> **EXERCISE TASK**
Every record below should be printed exactly as it appears.

────────────────────

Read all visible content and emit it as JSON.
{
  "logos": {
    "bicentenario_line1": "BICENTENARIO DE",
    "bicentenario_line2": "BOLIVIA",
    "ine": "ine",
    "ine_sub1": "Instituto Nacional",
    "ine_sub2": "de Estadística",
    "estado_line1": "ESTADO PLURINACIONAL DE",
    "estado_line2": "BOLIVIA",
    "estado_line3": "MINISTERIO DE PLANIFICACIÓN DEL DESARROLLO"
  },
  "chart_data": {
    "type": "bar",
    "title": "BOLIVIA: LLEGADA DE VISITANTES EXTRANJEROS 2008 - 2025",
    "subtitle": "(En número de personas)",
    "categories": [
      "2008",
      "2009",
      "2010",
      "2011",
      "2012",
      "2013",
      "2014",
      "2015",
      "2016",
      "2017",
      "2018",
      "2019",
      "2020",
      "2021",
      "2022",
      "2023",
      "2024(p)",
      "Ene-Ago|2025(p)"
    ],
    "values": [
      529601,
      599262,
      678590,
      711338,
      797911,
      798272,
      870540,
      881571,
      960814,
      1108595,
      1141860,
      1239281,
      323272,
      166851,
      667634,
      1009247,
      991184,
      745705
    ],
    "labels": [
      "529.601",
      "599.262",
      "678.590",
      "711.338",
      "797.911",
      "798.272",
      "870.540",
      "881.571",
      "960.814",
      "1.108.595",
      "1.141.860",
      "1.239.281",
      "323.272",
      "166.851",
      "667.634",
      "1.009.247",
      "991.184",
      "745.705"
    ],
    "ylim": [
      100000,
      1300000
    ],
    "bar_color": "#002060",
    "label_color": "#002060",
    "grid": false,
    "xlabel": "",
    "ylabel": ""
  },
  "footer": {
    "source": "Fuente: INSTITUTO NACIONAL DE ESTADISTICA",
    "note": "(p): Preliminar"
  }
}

────────────────────

> **THE ANSWER**
Read all visible content and emit it as JSON.
{
  "logos": {
    "bicentenario_line1": "BICENTENARIO DE",
    "bicentenario_line2": "BOLIVIA",
    "ine": "ine",
    "ine_sub1": "Instituto Nacional",
    "ine_sub2": "de Estadística",
    "estado_line1": "ESTADO PLURINACIONAL DE",
    "estado_line2": "BOLIVIA",
    "estado_line3": "MINISTERIO DE PLANIFICACIÓN DEL DESARROLLO"
  },
  "chart_data": {
    "type": "bar",
    "title": "BOLIVIA: LLEGADA DE VISITANTES EXTRANJEROS 2008 - 2025",
    "subtitle": "(En número de personas)",
    "categories": [
      "2008",
      "2009",
      "2010",
      "2011",
      "2012",
      "2013",
      "2014",
      "2015",
      "2016",
      "2017",
      "2018",
      "2019",
      "2020",
      "2021",
      "2022",
      "2023",
      "2024(p)",
      "Ene-Ago|2025(p)"
    ],
    "values": [
      529601,
      599262,
      678590,
      711338,
      797911,
      798272,
      870540,
      881571,
      960814,
      1108595,
      1141860,
      1239281,
      323272,
      166851,
      667634,
      1009247,
      991184,
      745705
    ],
    "labels": [
      "529.601",
      "599.262",
      "678.590",
      "711.338",
      "797.911",
      "798.272",
      "870.540",
      "881.571",
      "960.814",
      "1.108.595",
      "1.141.860",
      "1.239.281",
      "323.272",
      "166.851",
      "667.634",
      "1.009.247",
      "991.184",
      "745.705"
    ],
    "ylim": [
      100000,
      1300000
    ],
    "bar_color": "#002060",
    "label_color": "#002060",
    "grid": false,
    "xlabel": "",
    "ylabel": ""
  },
  "footer": {
    "source": "Fuente: INSTITUTO NACIONAL DE ESTADISTICA",
    "note": "(p): Preliminar"
  }
}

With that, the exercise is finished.